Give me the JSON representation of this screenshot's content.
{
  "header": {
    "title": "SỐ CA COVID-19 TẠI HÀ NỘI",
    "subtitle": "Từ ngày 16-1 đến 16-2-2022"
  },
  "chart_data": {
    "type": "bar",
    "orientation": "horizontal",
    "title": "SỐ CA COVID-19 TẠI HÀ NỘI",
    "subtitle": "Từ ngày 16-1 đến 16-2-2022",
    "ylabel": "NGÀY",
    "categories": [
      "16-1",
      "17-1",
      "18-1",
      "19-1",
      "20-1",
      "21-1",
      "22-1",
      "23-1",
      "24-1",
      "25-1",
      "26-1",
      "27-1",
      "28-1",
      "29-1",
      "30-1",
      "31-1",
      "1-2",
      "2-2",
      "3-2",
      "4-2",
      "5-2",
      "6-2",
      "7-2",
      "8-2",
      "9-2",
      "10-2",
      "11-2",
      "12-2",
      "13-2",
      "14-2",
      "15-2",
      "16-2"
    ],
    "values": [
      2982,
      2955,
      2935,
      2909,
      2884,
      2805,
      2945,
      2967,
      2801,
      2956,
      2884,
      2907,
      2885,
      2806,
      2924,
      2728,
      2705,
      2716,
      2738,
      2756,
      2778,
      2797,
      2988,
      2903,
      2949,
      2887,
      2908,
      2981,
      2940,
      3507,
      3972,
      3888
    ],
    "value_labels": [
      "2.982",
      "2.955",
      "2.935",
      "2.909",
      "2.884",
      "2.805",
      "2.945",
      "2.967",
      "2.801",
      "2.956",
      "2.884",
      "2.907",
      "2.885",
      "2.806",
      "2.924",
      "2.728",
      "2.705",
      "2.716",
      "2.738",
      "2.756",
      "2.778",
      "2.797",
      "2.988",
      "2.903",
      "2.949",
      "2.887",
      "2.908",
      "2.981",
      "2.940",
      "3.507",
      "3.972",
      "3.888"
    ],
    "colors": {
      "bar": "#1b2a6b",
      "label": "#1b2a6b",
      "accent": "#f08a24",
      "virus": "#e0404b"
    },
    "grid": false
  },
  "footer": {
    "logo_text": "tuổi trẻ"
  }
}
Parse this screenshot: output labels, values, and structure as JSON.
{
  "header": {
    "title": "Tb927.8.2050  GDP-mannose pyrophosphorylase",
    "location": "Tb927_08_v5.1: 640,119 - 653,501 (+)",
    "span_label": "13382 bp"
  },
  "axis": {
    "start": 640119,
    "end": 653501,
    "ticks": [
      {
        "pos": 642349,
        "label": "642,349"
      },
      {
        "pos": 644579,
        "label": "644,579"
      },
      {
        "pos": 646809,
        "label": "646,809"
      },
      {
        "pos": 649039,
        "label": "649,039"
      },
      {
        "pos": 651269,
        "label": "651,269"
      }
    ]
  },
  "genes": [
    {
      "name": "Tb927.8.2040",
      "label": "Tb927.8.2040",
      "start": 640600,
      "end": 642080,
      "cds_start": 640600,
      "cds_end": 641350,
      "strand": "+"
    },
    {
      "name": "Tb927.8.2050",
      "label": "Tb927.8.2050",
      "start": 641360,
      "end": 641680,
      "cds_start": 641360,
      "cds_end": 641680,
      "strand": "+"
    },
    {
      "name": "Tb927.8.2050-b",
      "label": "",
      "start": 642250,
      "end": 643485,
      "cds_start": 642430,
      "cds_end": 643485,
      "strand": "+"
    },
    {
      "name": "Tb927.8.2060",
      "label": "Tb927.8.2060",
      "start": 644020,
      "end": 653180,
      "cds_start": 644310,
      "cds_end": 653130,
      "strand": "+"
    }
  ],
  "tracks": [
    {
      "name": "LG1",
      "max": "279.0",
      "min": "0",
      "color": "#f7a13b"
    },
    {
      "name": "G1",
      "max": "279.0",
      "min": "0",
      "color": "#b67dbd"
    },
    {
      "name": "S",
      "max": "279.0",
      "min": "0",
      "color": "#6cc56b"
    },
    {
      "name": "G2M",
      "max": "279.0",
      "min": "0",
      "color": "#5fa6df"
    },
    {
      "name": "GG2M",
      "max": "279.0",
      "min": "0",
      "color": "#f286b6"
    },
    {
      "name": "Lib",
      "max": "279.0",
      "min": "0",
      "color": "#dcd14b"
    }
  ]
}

________________________________________

## Assignment:
Print every record exactly, so that each word matches what is written above.

## Exercise answer:
Give me the JSON representation of this screenshot's content.
{
  "header": {
    "title": "SỐ CA COVID-19 TẠI HÀ NỘI",
    "subtitle": "Từ ngày 16-1 đến 16-2-2022"
  },
  "chart_data": {
    "type": "bar",
    "orientation": "horizontal",
    "title": "SỐ CA COVID-19 TẠI HÀ NỘI",
    "subtitle": "Từ ngày 16-1 đến 16-2-2022",
    "ylabel": "NGÀY",
    "categories": [
      "16-1",
      "17-1",
      "18-1",
      "19-1",
      "20-1",
      "21-1",
      "22-1",
      "23-1",
      "24-1",
      "25-1",
      "26-1",
      "27-1",
      "28-1",
      "29-1",
      "30-1",
      "31-1",
      "1-2",
      "2-2",
      "3-2",
      "4-2",
      "5-2",
      "6-2",
      "7-2",
      "8-2",
      "9-2",
      "10-2",
      "11-2",
      "12-2",
      "13-2",
      "14-2",
      "15-2",
      "16-2"
    ],
    "values": [
      2982,
      2955,
      2935,
      2909,
      2884,
      2805,
      2945,
      2967,
      2801,
      2956,
      2884,
      2907,
      2885,
      2806,
      2924,
      2728,
      2705,
      2716,
      2738,
      2756,
      2778,
      2797,
      2988,
      2903,
      2949,
      2887,
      2908,
      2981,
      2940,
      3507,
      3972,
      3888
    ],
    "value_labels": [
      "2.982",
      "2.955",
      "2.935",
      "2.909",
      "2.884",
      "2.805",
      "2.945",
      "2.967",
      "2.801",
      "2.956",
      "2.884",
      "2.907",
      "2.885",
      "2.806",
      "2.924",
      "2.728",
      "2.705",
      "2.716",
      "2.738",
      "2.756",
      "2.778",
      "2.797",
      "2.988",
      "2.903",
      "2.949",
      "2.887",
      "2.908",
      "2.981",
      "2.940",
      "3.507",
      "3.972",
      "3.888"
    ],
    "colors": {
      "bar": "#1b2a6b",
      "label": "#1b2a6b",
      "accent": "#f08a24",
      "virus": "#e0404b"
    },
    "grid": false
  },
  "footer": {
    "logo_text": "tuổi trẻ"
  }
}
Parse this screenshot: output labels, values, and structure as JSON.
{
  "header": {
    "title": "Tb927.8.2050  GDP-mannose pyrophosphorylase",
    "location": "Tb927_08_v5.1: 640,119 - 653,501 (+)",
    "span_label": "13382 bp"
  },
  "axis": {
    "start": 640119,
    "end": 653501,
    "ticks": [
      {
        "pos": 642349,
        "label": "642,349"
      },
      {
        "pos": 644579,
        "label": "644,579"
      },
      {
        "pos": 646809,
        "label": "646,809"
      },
      {
        "pos": 649039,
        "label": "649,039"
      },
      {
        "pos": 651269,
        "label": "651,269"
      }
    ]
  },
  "genes": [
    {
      "name": "Tb927.8.2040",
      "label": "Tb927.8.2040",
      "start": 640600,
      "end": 642080,
      "cds_start": 640600,
      "cds_end": 641350,
      "strand": "+"
    },
    {
      "name": "Tb927.8.2050",
      "label": "Tb927.8.2050",
      "start": 641360,
      "end": 641680,
      "cds_start": 641360,
      "cds_end": 641680,
      "strand": "+"
    },
    {
      "name": "Tb927.8.2050-b",
      "label": "",
      "start": 642250,
      "end": 643485,
      "cds_start": 642430,
      "cds_end": 643485,
      "strand": "+"
    },
    {
      "name": "Tb927.8.2060",
      "label": "Tb927.8.2060",
      "start": 644020,
      "end": 653180,
      "cds_start": 644310,
      "cds_end": 653130,
      "strand": "+"
    }
  ],
  "tracks": [
    {
      "name": "LG1",
      "max": "279.0",
      "min": "0",
      "color": "#f7a13b"
    },
    {
      "name": "G1",
      "max": "279.0",
      "min": "0",
      "color": "#b67dbd"
    },
    {
      "name": "S",
      "max": "279.0",
      "min": "0",
      "color": "#6cc56b"
    },
    {
      "name": "G2M",
      "max": "279.0",
      "min": "0",
      "color": "#5fa6df"
    },
    {
      "name": "GG2M",
      "max": "279.0",
      "min": "0",
      "color": "#f286b6"
    },
    {
      "name": "Lib",
      "max": "279.0",
      "min": "0",
      "color": "#dcd14b"
    }
  ]
}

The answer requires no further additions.